• OBJECTIVE: Copy every record below exactly as written, but leave out the pictures.
= = = = = = =
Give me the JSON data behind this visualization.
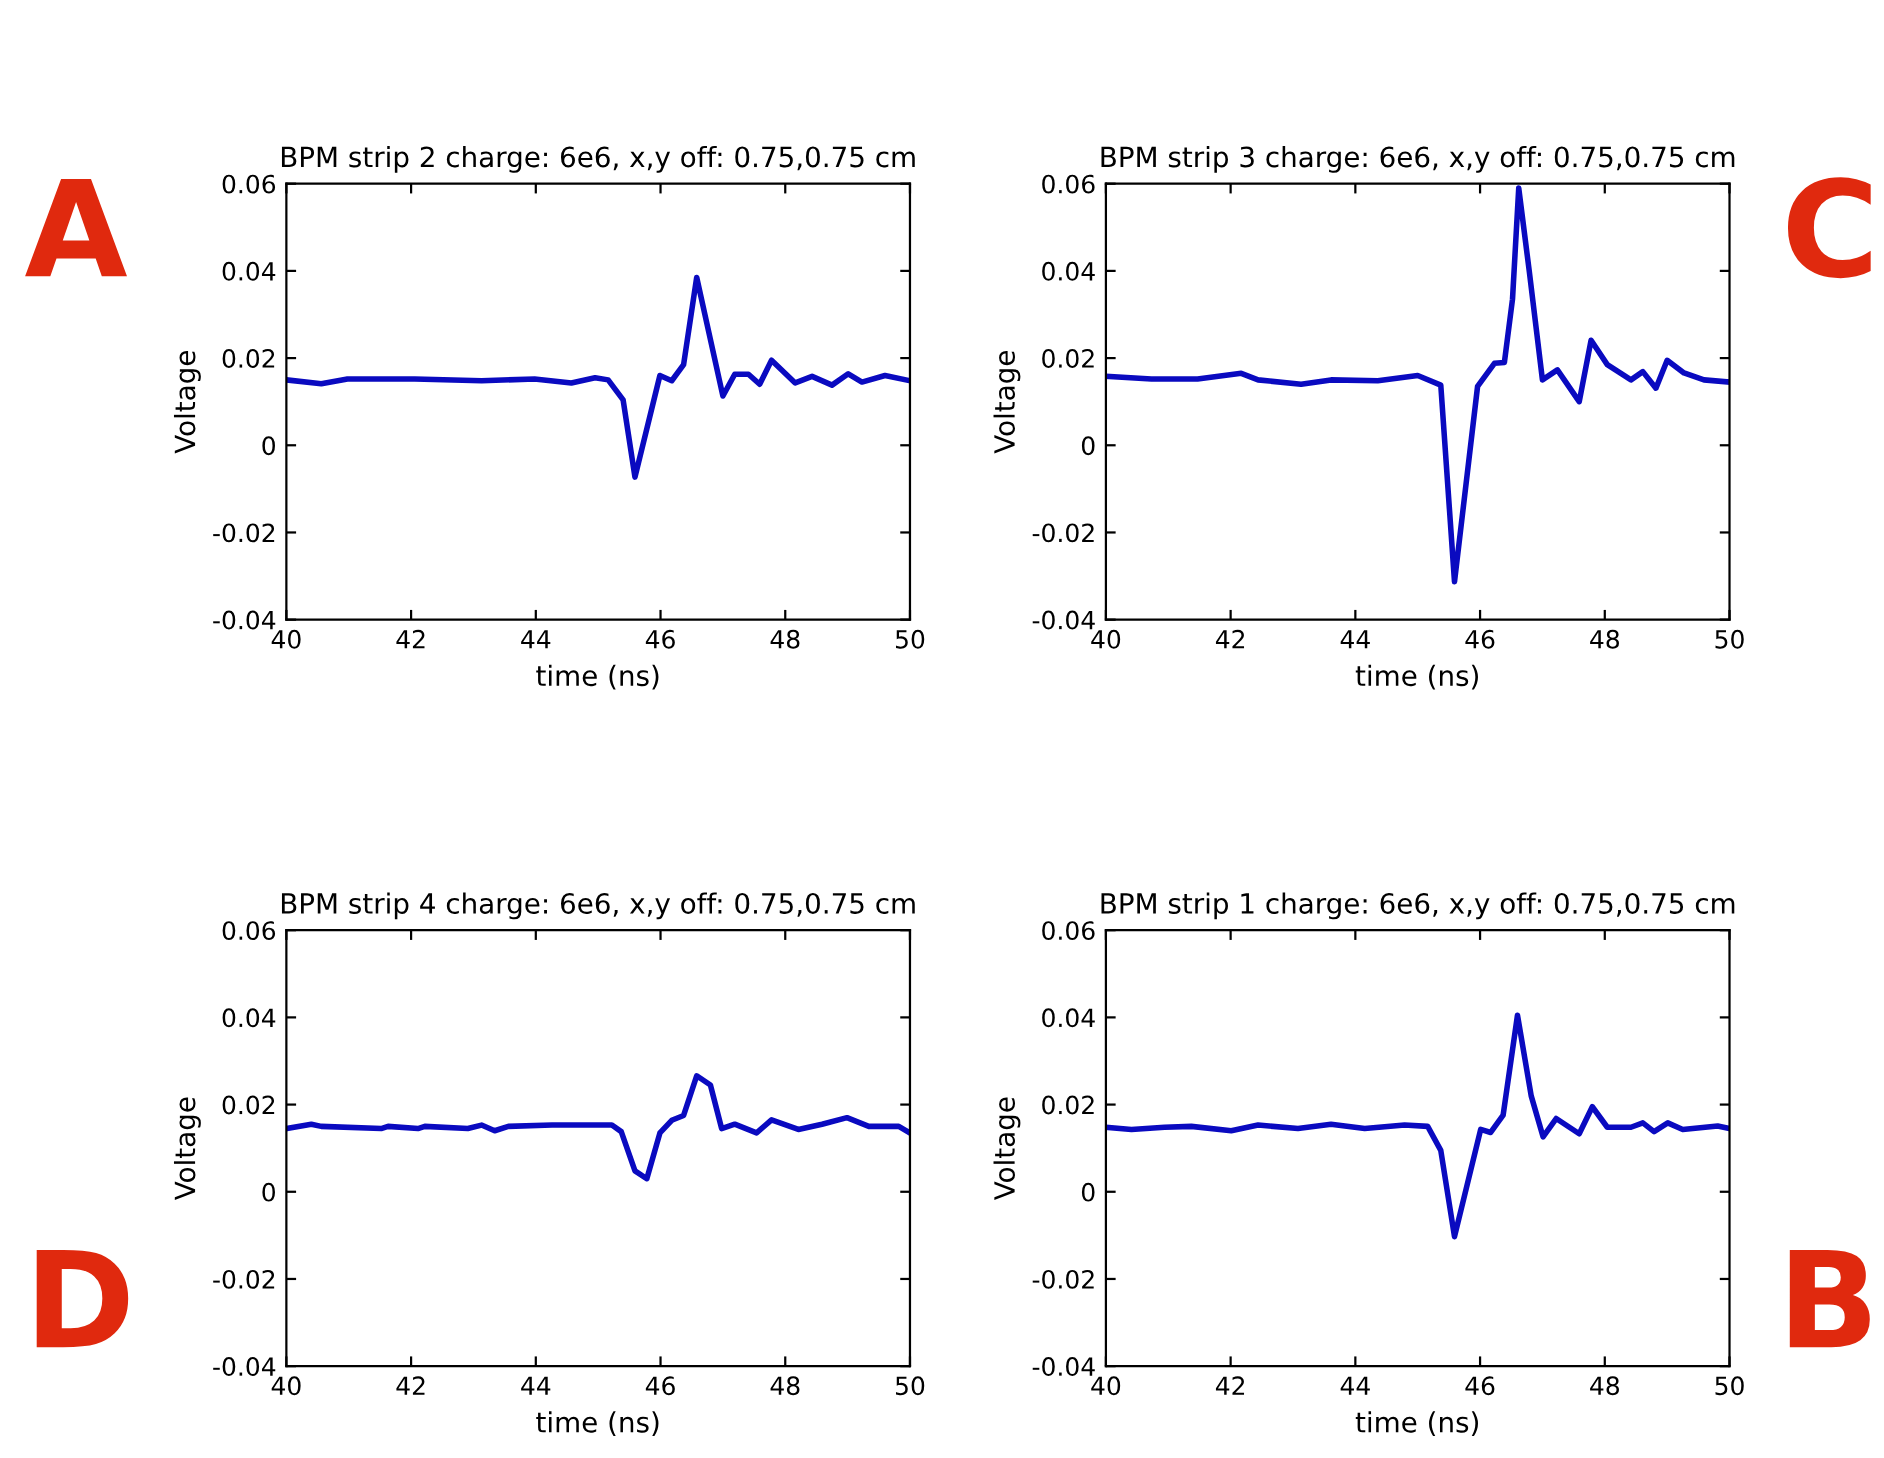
{
  "chart_data": [
    {
      "type": "line",
      "title": "BPM strip 2 charge: 6e6, x,y off: 0.75,0.75 cm",
      "xlabel": "time (ns)",
      "ylabel": "Voltage",
      "annotations": [
        "A"
      ],
      "xlim": [
        40,
        50
      ],
      "ylim": [
        -0.04,
        0.06
      ],
      "xticks": [
        40,
        42,
        44,
        46,
        48,
        50
      ],
      "yticks": [
        -0.04,
        -0.02,
        0,
        0.02,
        0.04,
        0.06
      ],
      "grid": false,
      "legend": false,
      "series": [
        {
          "color": "#0a0ac0",
          "x": [
            40,
            40.56,
            40.98,
            42.06,
            43.13,
            43.98,
            44.57,
            44.95,
            45.16,
            45.4,
            45.59,
            45.99,
            46.18,
            46.37,
            46.58,
            47.0,
            47.19,
            47.41,
            47.59,
            47.78,
            48.16,
            48.43,
            48.75,
            49.01,
            49.23,
            49.6,
            50.0
          ],
          "values": [
            0.015,
            0.0141,
            0.0152,
            0.0152,
            0.0148,
            0.0152,
            0.0143,
            0.0155,
            0.015,
            0.0104,
            -0.0073,
            0.016,
            0.0148,
            0.0185,
            0.0385,
            0.0113,
            0.0163,
            0.0163,
            0.014,
            0.0195,
            0.0143,
            0.0158,
            0.0138,
            0.0164,
            0.0145,
            0.016,
            0.0148
          ]
        }
      ]
    },
    {
      "type": "line",
      "title": "BPM strip 3 charge: 6e6, x,y off: 0.75,0.75 cm",
      "xlabel": "time (ns)",
      "ylabel": "Voltage",
      "annotations": [
        "C"
      ],
      "xlim": [
        40,
        50
      ],
      "ylim": [
        -0.04,
        0.06
      ],
      "xticks": [
        40,
        42,
        44,
        46,
        48,
        50
      ],
      "yticks": [
        -0.04,
        -0.02,
        0,
        0.02,
        0.04,
        0.06
      ],
      "grid": false,
      "legend": false,
      "series": [
        {
          "color": "#0a0ac0",
          "x": [
            40,
            40.73,
            41.47,
            42.17,
            42.44,
            43.13,
            43.61,
            44.36,
            45.0,
            45.37,
            45.59,
            45.96,
            46.23,
            46.39,
            46.52,
            46.62,
            46.79,
            47.0,
            47.24,
            47.59,
            47.78,
            48.04,
            48.42,
            48.61,
            48.82,
            49.0,
            49.27,
            49.59,
            50.0
          ],
          "values": [
            0.0158,
            0.0152,
            0.0152,
            0.0165,
            0.015,
            0.014,
            0.015,
            0.0148,
            0.016,
            0.0138,
            -0.0313,
            0.0135,
            0.0188,
            0.019,
            0.0335,
            0.059,
            0.0398,
            0.015,
            0.0173,
            0.01,
            0.0241,
            0.0185,
            0.015,
            0.0169,
            0.0131,
            0.0195,
            0.0166,
            0.015,
            0.0145
          ]
        }
      ]
    },
    {
      "type": "line",
      "title": "BPM strip 4 charge: 6e6, x,y off: 0.75,0.75 cm",
      "xlabel": "time (ns)",
      "ylabel": "Voltage",
      "annotations": [
        "D"
      ],
      "xlim": [
        40,
        50
      ],
      "ylim": [
        -0.04,
        0.06
      ],
      "xticks": [
        40,
        42,
        44,
        46,
        48,
        50
      ],
      "yticks": [
        -0.04,
        -0.02,
        0,
        0.02,
        0.04,
        0.06
      ],
      "grid": false,
      "legend": false,
      "series": [
        {
          "color": "#0a0ac0",
          "x": [
            40,
            40.4,
            40.56,
            41.52,
            41.63,
            42.11,
            42.22,
            42.91,
            43.13,
            43.34,
            43.56,
            44.26,
            45.22,
            45.37,
            45.59,
            45.78,
            45.99,
            46.18,
            46.37,
            46.58,
            46.8,
            46.98,
            47.19,
            47.54,
            47.78,
            48.21,
            48.59,
            48.99,
            49.34,
            49.82,
            50.0
          ],
          "values": [
            0.0145,
            0.0155,
            0.015,
            0.0145,
            0.015,
            0.0145,
            0.015,
            0.0145,
            0.0153,
            0.014,
            0.015,
            0.0153,
            0.0153,
            0.0138,
            0.0048,
            0.003,
            0.0135,
            0.0164,
            0.0175,
            0.0266,
            0.0245,
            0.0145,
            0.0155,
            0.0135,
            0.0165,
            0.0143,
            0.0155,
            0.017,
            0.015,
            0.015,
            0.0135
          ]
        }
      ]
    },
    {
      "type": "line",
      "title": "BPM strip 1 charge: 6e6, x,y off: 0.75,0.75 cm",
      "xlabel": "time (ns)",
      "ylabel": "Voltage",
      "annotations": [
        "B"
      ],
      "xlim": [
        40,
        50
      ],
      "ylim": [
        -0.04,
        0.06
      ],
      "xticks": [
        40,
        42,
        44,
        46,
        48,
        50
      ],
      "yticks": [
        -0.04,
        -0.02,
        0,
        0.02,
        0.04,
        0.06
      ],
      "grid": false,
      "legend": false,
      "series": [
        {
          "color": "#0a0ac0",
          "x": [
            40,
            40.41,
            40.94,
            41.37,
            42.01,
            42.44,
            43.08,
            43.61,
            44.15,
            44.79,
            45.16,
            45.37,
            45.59,
            46.01,
            46.17,
            46.37,
            46.6,
            46.82,
            47.01,
            47.22,
            47.59,
            47.8,
            48.04,
            48.42,
            48.61,
            48.79,
            49.01,
            49.25,
            49.81,
            50.0
          ],
          "values": [
            0.0148,
            0.0143,
            0.0148,
            0.015,
            0.014,
            0.0153,
            0.0145,
            0.0155,
            0.0145,
            0.0153,
            0.015,
            0.0095,
            -0.0103,
            0.0143,
            0.0136,
            0.0176,
            0.0405,
            0.022,
            0.0126,
            0.0168,
            0.0133,
            0.0195,
            0.0148,
            0.0148,
            0.0158,
            0.0138,
            0.0158,
            0.0143,
            0.0151,
            0.0145
          ]
        }
      ]
    }
  ]
}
= = = = = = =
• EXERCISE RESULT:
Give me the JSON data behind this visualization.
{
  "chart_data": [
    {
      "type": "line",
      "title": "BPM strip 2 charge: 6e6, x,y off: 0.75,0.75 cm",
      "xlabel": "time (ns)",
      "ylabel": "Voltage",
      "annotations": [
        "A"
      ],
      "xlim": [
        40,
        50
      ],
      "ylim": [
        -0.04,
        0.06
      ],
      "xticks": [
        40,
        42,
        44,
        46,
        48,
        50
      ],
      "yticks": [
        -0.04,
        -0.02,
        0,
        0.02,
        0.04,
        0.06
      ],
      "grid": false,
      "legend": false,
      "series": [
        {
          "color": "#0a0ac0",
          "x": [
            40,
            40.56,
            40.98,
            42.06,
            43.13,
            43.98,
            44.57,
            44.95,
            45.16,
            45.4,
            45.59,
            45.99,
            46.18,
            46.37,
            46.58,
            47.0,
            47.19,
            47.41,
            47.59,
            47.78,
            48.16,
            48.43,
            48.75,
            49.01,
            49.23,
            49.6,
            50.0
          ],
          "values": [
            0.015,
            0.0141,
            0.0152,
            0.0152,
            0.0148,
            0.0152,
            0.0143,
            0.0155,
            0.015,
            0.0104,
            -0.0073,
            0.016,
            0.0148,
            0.0185,
            0.0385,
            0.0113,
            0.0163,
            0.0163,
            0.014,
            0.0195,
            0.0143,
            0.0158,
            0.0138,
            0.0164,
            0.0145,
            0.016,
            0.0148
          ]
        }
      ]
    },
    {
      "type": "line",
      "title": "BPM strip 3 charge: 6e6, x,y off: 0.75,0.75 cm",
      "xlabel": "time (ns)",
      "ylabel": "Voltage",
      "annotations": [
        "C"
      ],
      "xlim": [
        40,
        50
      ],
      "ylim": [
        -0.04,
        0.06
      ],
      "xticks": [
        40,
        42,
        44,
        46,
        48,
        50
      ],
      "yticks": [
        -0.04,
        -0.02,
        0,
        0.02,
        0.04,
        0.06
      ],
      "grid": false,
      "legend": false,
      "series": [
        {
          "color": "#0a0ac0",
          "x": [
            40,
            40.73,
            41.47,
            42.17,
            42.44,
            43.13,
            43.61,
            44.36,
            45.0,
            45.37,
            45.59,
            45.96,
            46.23,
            46.39,
            46.52,
            46.62,
            46.79,
            47.0,
            47.24,
            47.59,
            47.78,
            48.04,
            48.42,
            48.61,
            48.82,
            49.0,
            49.27,
            49.59,
            50.0
          ],
          "values": [
            0.0158,
            0.0152,
            0.0152,
            0.0165,
            0.015,
            0.014,
            0.015,
            0.0148,
            0.016,
            0.0138,
            -0.0313,
            0.0135,
            0.0188,
            0.019,
            0.0335,
            0.059,
            0.0398,
            0.015,
            0.0173,
            0.01,
            0.0241,
            0.0185,
            0.015,
            0.0169,
            0.0131,
            0.0195,
            0.0166,
            0.015,
            0.0145
          ]
        }
      ]
    },
    {
      "type": "line",
      "title": "BPM strip 4 charge: 6e6, x,y off: 0.75,0.75 cm",
      "xlabel": "time (ns)",
      "ylabel": "Voltage",
      "annotations": [
        "D"
      ],
      "xlim": [
        40,
        50
      ],
      "ylim": [
        -0.04,
        0.06
      ],
      "xticks": [
        40,
        42,
        44,
        46,
        48,
        50
      ],
      "yticks": [
        -0.04,
        -0.02,
        0,
        0.02,
        0.04,
        0.06
      ],
      "grid": false,
      "legend": false,
      "series": [
        {
          "color": "#0a0ac0",
          "x": [
            40,
            40.4,
            40.56,
            41.52,
            41.63,
            42.11,
            42.22,
            42.91,
            43.13,
            43.34,
            43.56,
            44.26,
            45.22,
            45.37,
            45.59,
            45.78,
            45.99,
            46.18,
            46.37,
            46.58,
            46.8,
            46.98,
            47.19,
            47.54,
            47.78,
            48.21,
            48.59,
            48.99,
            49.34,
            49.82,
            50.0
          ],
          "values": [
            0.0145,
            0.0155,
            0.015,
            0.0145,
            0.015,
            0.0145,
            0.015,
            0.0145,
            0.0153,
            0.014,
            0.015,
            0.0153,
            0.0153,
            0.0138,
            0.0048,
            0.003,
            0.0135,
            0.0164,
            0.0175,
            0.0266,
            0.0245,
            0.0145,
            0.0155,
            0.0135,
            0.0165,
            0.0143,
            0.0155,
            0.017,
            0.015,
            0.015,
            0.0135
          ]
        }
      ]
    },
    {
      "type": "line",
      "title": "BPM strip 1 charge: 6e6, x,y off: 0.75,0.75 cm",
      "xlabel": "time (ns)",
      "ylabel": "Voltage",
      "annotations": [
        "B"
      ],
      "xlim": [
        40,
        50
      ],
      "ylim": [
        -0.04,
        0.06
      ],
      "xticks": [
        40,
        42,
        44,
        46,
        48,
        50
      ],
      "yticks": [
        -0.04,
        -0.02,
        0,
        0.02,
        0.04,
        0.06
      ],
      "grid": false,
      "legend": false,
      "series": [
        {
          "color": "#0a0ac0",
          "x": [
            40,
            40.41,
            40.94,
            41.37,
            42.01,
            42.44,
            43.08,
            43.61,
            44.15,
            44.79,
            45.16,
            45.37,
            45.59,
            46.01,
            46.17,
            46.37,
            46.6,
            46.82,
            47.01,
            47.22,
            47.59,
            47.8,
            48.04,
            48.42,
            48.61,
            48.79,
            49.01,
            49.25,
            49.81,
            50.0
          ],
          "values": [
            0.0148,
            0.0143,
            0.0148,
            0.015,
            0.014,
            0.0153,
            0.0145,
            0.0155,
            0.0145,
            0.0153,
            0.015,
            0.0095,
            -0.0103,
            0.0143,
            0.0136,
            0.0176,
            0.0405,
            0.022,
            0.0126,
            0.0168,
            0.0133,
            0.0195,
            0.0148,
            0.0148,
            0.0158,
            0.0138,
            0.0158,
            0.0143,
            0.0151,
            0.0145
          ]
        }
      ]
    }
  ]
}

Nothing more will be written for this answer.